DATASET CONTENT:

╭──

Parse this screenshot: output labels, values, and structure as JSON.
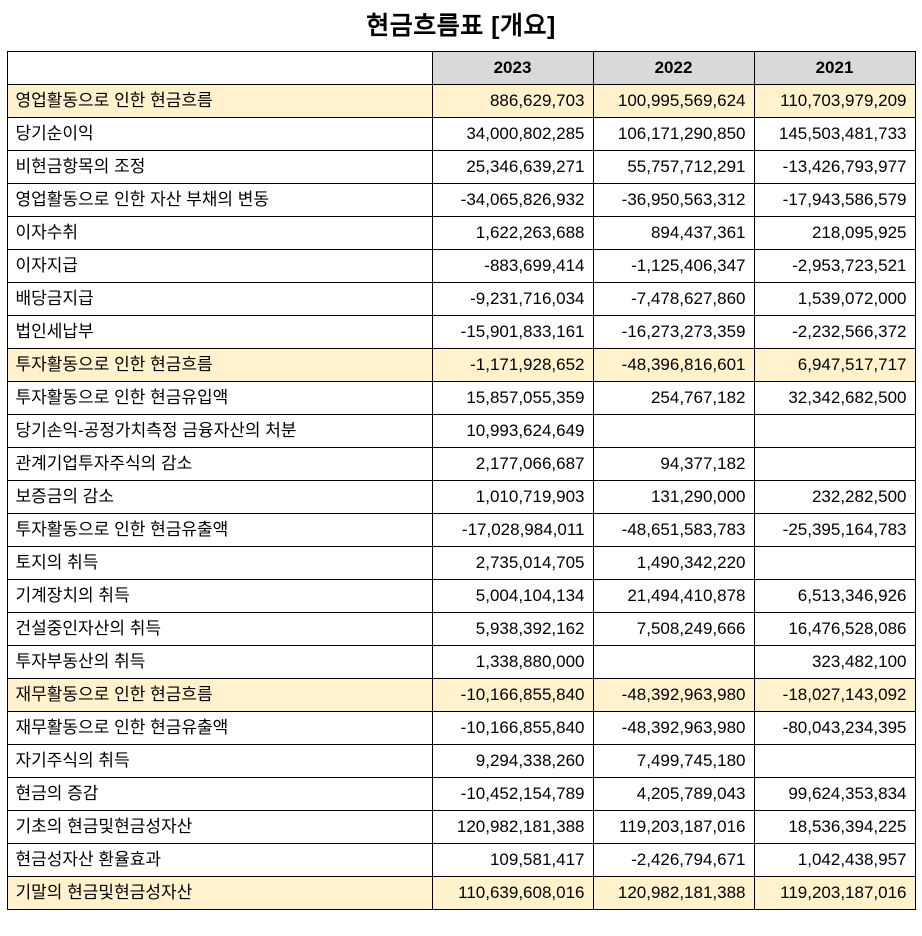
{
  "title": "현금흐름표 [개요]",
  "table": {
    "columns": [
      "2023",
      "2022",
      "2021"
    ],
    "highlight_color": "#fff2cc",
    "header_color": "#d9d9d9",
    "rows": [
      {
        "label": "영업활동으로 인한 현금흐름",
        "indent": 0,
        "highlight": true,
        "values": [
          "886,629,703",
          "100,995,569,624",
          "110,703,979,209"
        ]
      },
      {
        "label": "당기순이익",
        "indent": 1,
        "highlight": false,
        "values": [
          "34,000,802,285",
          "106,171,290,850",
          "145,503,481,733"
        ]
      },
      {
        "label": "비현금항목의 조정",
        "indent": 1,
        "highlight": false,
        "values": [
          "25,346,639,271",
          "55,757,712,291",
          "-13,426,793,977"
        ]
      },
      {
        "label": "영업활동으로 인한 자산 부채의 변동",
        "indent": 1,
        "highlight": false,
        "values": [
          "-34,065,826,932",
          "-36,950,563,312",
          "-17,943,586,579"
        ]
      },
      {
        "label": "이자수취",
        "indent": 1,
        "highlight": false,
        "values": [
          "1,622,263,688",
          "894,437,361",
          "218,095,925"
        ]
      },
      {
        "label": "이자지급",
        "indent": 1,
        "highlight": false,
        "values": [
          "-883,699,414",
          "-1,125,406,347",
          "-2,953,723,521"
        ]
      },
      {
        "label": "배당금지급",
        "indent": 1,
        "highlight": false,
        "values": [
          "-9,231,716,034",
          "-7,478,627,860",
          "1,539,072,000"
        ]
      },
      {
        "label": "법인세납부",
        "indent": 1,
        "highlight": false,
        "values": [
          "-15,901,833,161",
          "-16,273,273,359",
          "-2,232,566,372"
        ]
      },
      {
        "label": "투자활동으로 인한 현금흐름",
        "indent": 0,
        "highlight": true,
        "values": [
          "-1,171,928,652",
          "-48,396,816,601",
          "6,947,517,717"
        ]
      },
      {
        "label": "투자활동으로 인한 현금유입액",
        "indent": 1,
        "highlight": false,
        "values": [
          "15,857,055,359",
          "254,767,182",
          "32,342,682,500"
        ]
      },
      {
        "label": "당기손익-공정가치측정 금융자산의 처분",
        "indent": 2,
        "highlight": false,
        "values": [
          "10,993,624,649",
          "",
          ""
        ]
      },
      {
        "label": "관계기업투자주식의 감소",
        "indent": 2,
        "highlight": false,
        "values": [
          "2,177,066,687",
          "94,377,182",
          ""
        ]
      },
      {
        "label": "보증금의 감소",
        "indent": 2,
        "highlight": false,
        "values": [
          "1,010,719,903",
          "131,290,000",
          "232,282,500"
        ]
      },
      {
        "label": "투자활동으로 인한 현금유출액",
        "indent": 1,
        "highlight": false,
        "values": [
          "-17,028,984,011",
          "-48,651,583,783",
          "-25,395,164,783"
        ]
      },
      {
        "label": "토지의 취득",
        "indent": 2,
        "highlight": false,
        "values": [
          "2,735,014,705",
          "1,490,342,220",
          ""
        ]
      },
      {
        "label": "기계장치의 취득",
        "indent": 2,
        "highlight": false,
        "values": [
          "5,004,104,134",
          "21,494,410,878",
          "6,513,346,926"
        ]
      },
      {
        "label": "건설중인자산의 취득",
        "indent": 2,
        "highlight": false,
        "values": [
          "5,938,392,162",
          "7,508,249,666",
          "16,476,528,086"
        ]
      },
      {
        "label": "투자부동산의 취득",
        "indent": 2,
        "highlight": false,
        "values": [
          "1,338,880,000",
          "",
          "323,482,100"
        ]
      },
      {
        "label": "재무활동으로 인한 현금흐름",
        "indent": 0,
        "highlight": true,
        "values": [
          "-10,166,855,840",
          "-48,392,963,980",
          "-18,027,143,092"
        ]
      },
      {
        "label": "재무활동으로 인한 현금유출액",
        "indent": 1,
        "highlight": false,
        "values": [
          "-10,166,855,840",
          "-48,392,963,980",
          "-80,043,234,395"
        ]
      },
      {
        "label": "자기주식의 취득",
        "indent": 1,
        "highlight": false,
        "values": [
          "9,294,338,260",
          "7,499,745,180",
          ""
        ]
      },
      {
        "label": "현금의 증감",
        "indent": 0,
        "highlight": false,
        "values": [
          "-10,452,154,789",
          "4,205,789,043",
          "99,624,353,834"
        ]
      },
      {
        "label": "기초의 현금및현금성자산",
        "indent": 0,
        "highlight": false,
        "values": [
          "120,982,181,388",
          "119,203,187,016",
          "18,536,394,225"
        ]
      },
      {
        "label": "현금성자산 환율효과",
        "indent": 0,
        "highlight": false,
        "values": [
          "109,581,417",
          "-2,426,794,671",
          "1,042,438,957"
        ]
      },
      {
        "label": "기말의 현금및현금성자산",
        "indent": 0,
        "highlight": true,
        "values": [
          "110,639,608,016",
          "120,982,181,388",
          "119,203,187,016"
        ]
      }
    ]
  }
}
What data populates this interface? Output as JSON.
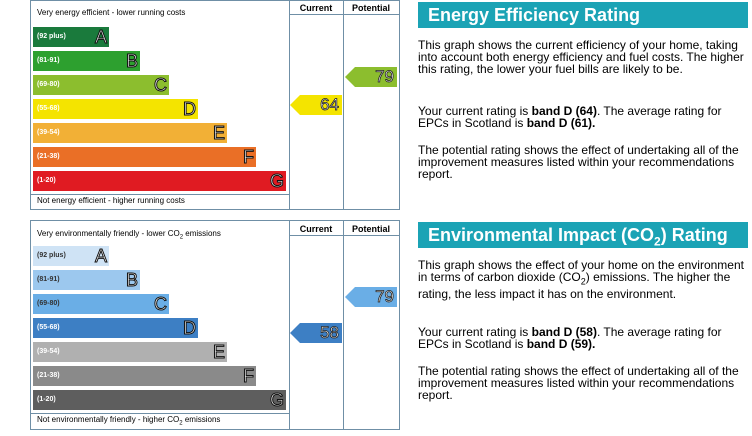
{
  "energy": {
    "top_label": "Very energy efficient - lower running costs",
    "bottom_label": "Not energy efficient - higher running costs",
    "col_current": "Current",
    "col_potential": "Potential",
    "bands": [
      {
        "range": "(92 plus)",
        "letter": "A",
        "color": "#1a7a3c"
      },
      {
        "range": "(81-91)",
        "letter": "B",
        "color": "#2da02f"
      },
      {
        "range": "(69-80)",
        "letter": "C",
        "color": "#8cbe2e"
      },
      {
        "range": "(55-68)",
        "letter": "D",
        "color": "#f4e400"
      },
      {
        "range": "(39-54)",
        "letter": "E",
        "color": "#f2b036"
      },
      {
        "range": "(21-38)",
        "letter": "F",
        "color": "#ea6f26"
      },
      {
        "range": "(1-20)",
        "letter": "G",
        "color": "#e01b22"
      }
    ],
    "current": "64",
    "current_color": "#f4e400",
    "potential": "79",
    "potential_color": "#8cbe2e"
  },
  "environment": {
    "top_label": "Very environmentally friendly - lower CO",
    "top_label_sub": "2",
    "top_label_end": " emissions",
    "bottom_label": "Not environmentally friendly - higher CO",
    "bottom_label_sub": "2",
    "bottom_label_end": " emissions",
    "col_current": "Current",
    "col_potential": "Potential",
    "bands": [
      {
        "range": "(92 plus)",
        "letter": "A",
        "color": "#cfe3f5"
      },
      {
        "range": "(81-91)",
        "letter": "B",
        "color": "#9cc8ee"
      },
      {
        "range": "(69-80)",
        "letter": "C",
        "color": "#6aaee6"
      },
      {
        "range": "(55-68)",
        "letter": "D",
        "color": "#3d7fc4"
      },
      {
        "range": "(39-54)",
        "letter": "E",
        "color": "#b0b0b0"
      },
      {
        "range": "(21-38)",
        "letter": "F",
        "color": "#8a8a8a"
      },
      {
        "range": "(1-20)",
        "letter": "G",
        "color": "#5e5e5e"
      }
    ],
    "current": "58",
    "current_color": "#3d7fc4",
    "potential": "79",
    "potential_color": "#6aaee6"
  },
  "eer_panel": {
    "title": "Energy Efficiency Rating",
    "p1": "This graph shows the current efficiency of your home, taking into account both energy efficiency and fuel costs. The higher this rating, the lower your fuel bills are likely to be.",
    "p2_a": "Your current rating is ",
    "p2_b": "band D (64)",
    "p2_c": ". The average rating for EPCs in Scotland is ",
    "p2_d": "band D (61).",
    "p3": "The potential rating shows the effect of undertaking all of the improvement measures listed within your recommendations report."
  },
  "eir_panel": {
    "title_a": "Environmental Impact (CO",
    "title_sub": "2",
    "title_b": ") Rating",
    "p1_a": "This graph shows the effect of your home on the environment in terms of carbon dioxide (CO",
    "p1_sub": "2",
    "p1_b": ") emissions. The higher the rating, the less impact it has on the environment.",
    "p2_a": "Your current rating is ",
    "p2_b": "band D (58)",
    "p2_c": ". The average rating for EPCs in Scotland is ",
    "p2_d": "band D (59).",
    "p3": "The potential rating shows the effect of undertaking all of the improvement measures listed within your recommendations report."
  },
  "colors": {
    "frame": "#6f8fa6",
    "title_bg": "#1ba3b5"
  }
}
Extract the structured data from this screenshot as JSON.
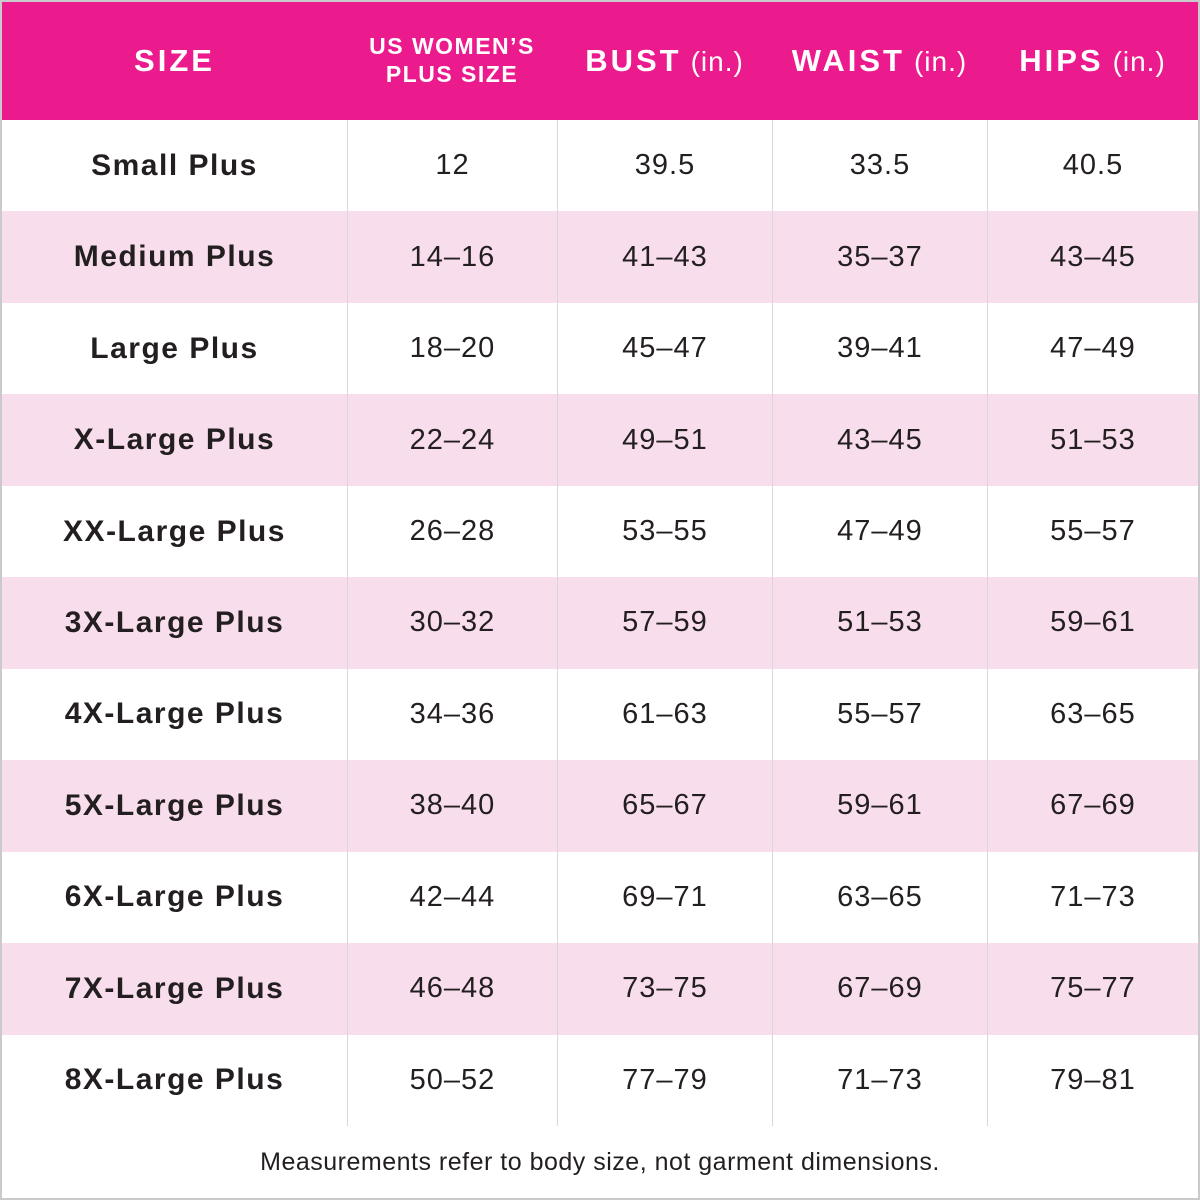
{
  "colors": {
    "header_bg": "#EB1A8D",
    "header_text": "#FFFFFF",
    "row_alt_bg": "#F8DDEC",
    "body_text": "#231F20",
    "divider": "#D8D8D8",
    "border": "#CACACA"
  },
  "columns": [
    {
      "title": "SIZE"
    },
    {
      "title_line1": "US WOMEN’S",
      "title_line2": "PLUS SIZE"
    },
    {
      "title": "BUST",
      "unit": "(in.)"
    },
    {
      "title": "WAIST",
      "unit": "(in.)"
    },
    {
      "title": "HIPS",
      "unit": "(in.)"
    }
  ],
  "rows": [
    {
      "size": "Small Plus",
      "us_plus_size": "12",
      "bust": "39.5",
      "waist": "33.5",
      "hips": "40.5"
    },
    {
      "size": "Medium Plus",
      "us_plus_size": "14–16",
      "bust": "41–43",
      "waist": "35–37",
      "hips": "43–45"
    },
    {
      "size": "Large Plus",
      "us_plus_size": "18–20",
      "bust": "45–47",
      "waist": "39–41",
      "hips": "47–49"
    },
    {
      "size": "X-Large Plus",
      "us_plus_size": "22–24",
      "bust": "49–51",
      "waist": "43–45",
      "hips": "51–53"
    },
    {
      "size": "XX-Large Plus",
      "us_plus_size": "26–28",
      "bust": "53–55",
      "waist": "47–49",
      "hips": "55–57"
    },
    {
      "size": "3X-Large Plus",
      "us_plus_size": "30–32",
      "bust": "57–59",
      "waist": "51–53",
      "hips": "59–61"
    },
    {
      "size": "4X-Large Plus",
      "us_plus_size": "34–36",
      "bust": "61–63",
      "waist": "55–57",
      "hips": "63–65"
    },
    {
      "size": "5X-Large Plus",
      "us_plus_size": "38–40",
      "bust": "65–67",
      "waist": "59–61",
      "hips": "67–69"
    },
    {
      "size": "6X-Large Plus",
      "us_plus_size": "42–44",
      "bust": "69–71",
      "waist": "63–65",
      "hips": "71–73"
    },
    {
      "size": "7X-Large Plus",
      "us_plus_size": "46–48",
      "bust": "73–75",
      "waist": "67–69",
      "hips": "75–77"
    },
    {
      "size": "8X-Large Plus",
      "us_plus_size": "50–52",
      "bust": "77–79",
      "waist": "71–73",
      "hips": "79–81"
    }
  ],
  "footer": {
    "note": "Measurements refer to body size, not garment dimensions."
  }
}
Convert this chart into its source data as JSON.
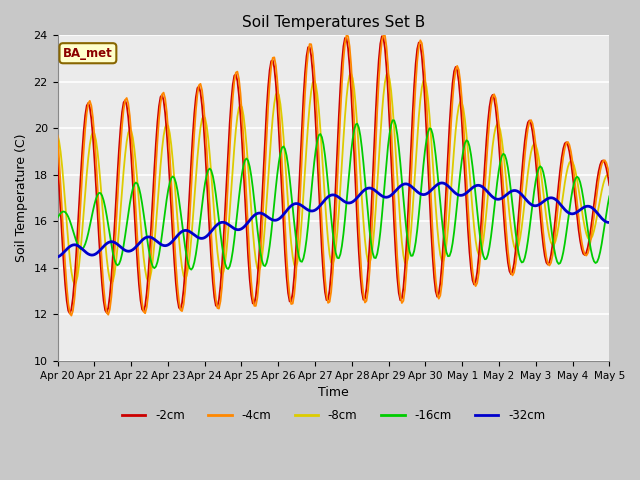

╰──

OBJECTIVE: Take each line containing the string "lower" and copy it out.

COMPLETE RESPONSE:
    "top_label": "Very energy efficient - lower running costs",
    "top_label": "Very environmentally friendly - lower CO",
    "p1": "This graph shows the current efficiency of your home, taking into account both energy efficiency and fuel costs. The higher this rating, the lower your fuel bills are likely to be.",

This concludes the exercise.